- WHAT YOU HAVE TO DO
Leave out the pictures and copy the remaining records exactly.
# MATERIAL start
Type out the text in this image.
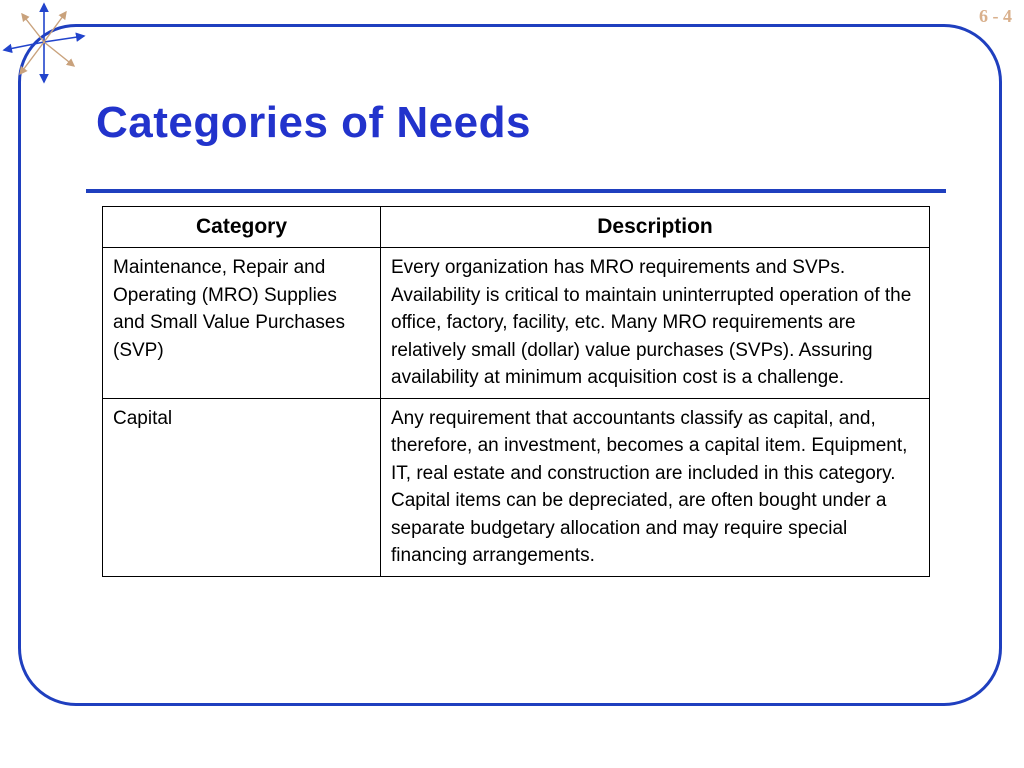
6 - 4
Categories of Needs
Category	Description
Maintenance, Repair and Operating (MRO) Supplies and Small Value Purchases (SVP)	Every organization has MRO requirements and SVPs. Availability is critical to maintain uninterrupted operation of the office, factory, facility, etc. Many MRO requirements are relatively small (dollar) value purchases (SVPs). Assuring availability at minimum acquisition cost is a challenge.
Capital	Any requirement that accountants classify as capital, and, therefore, an investment, becomes a capital item. Equipment, IT, real estate and construction are included in this category. Capital items can be depreciated, are often bought under a separate budgetary allocation and may require special financing arrangements.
# MATERIAL end
- WORKED ANSWER
Type out the text in this image.
6 - 4
Categories of Needs
Category	Description
Maintenance, Repair and Operating (MRO) Supplies and Small Value Purchases (SVP)	Every organization has MRO requirements and SVPs. Availability is critical to maintain uninterrupted operation of the office, factory, facility, etc. Many MRO requirements are relatively small (dollar) value purchases (SVPs). Assuring availability at minimum acquisition cost is a challenge.
Capital	Any requirement that accountants classify as capital, and, therefore, an investment, becomes a capital item. Equipment, IT, real estate and construction are included in this category. Capital items can be depreciated, are often bought under a separate budgetary allocation and may require special financing arrangements.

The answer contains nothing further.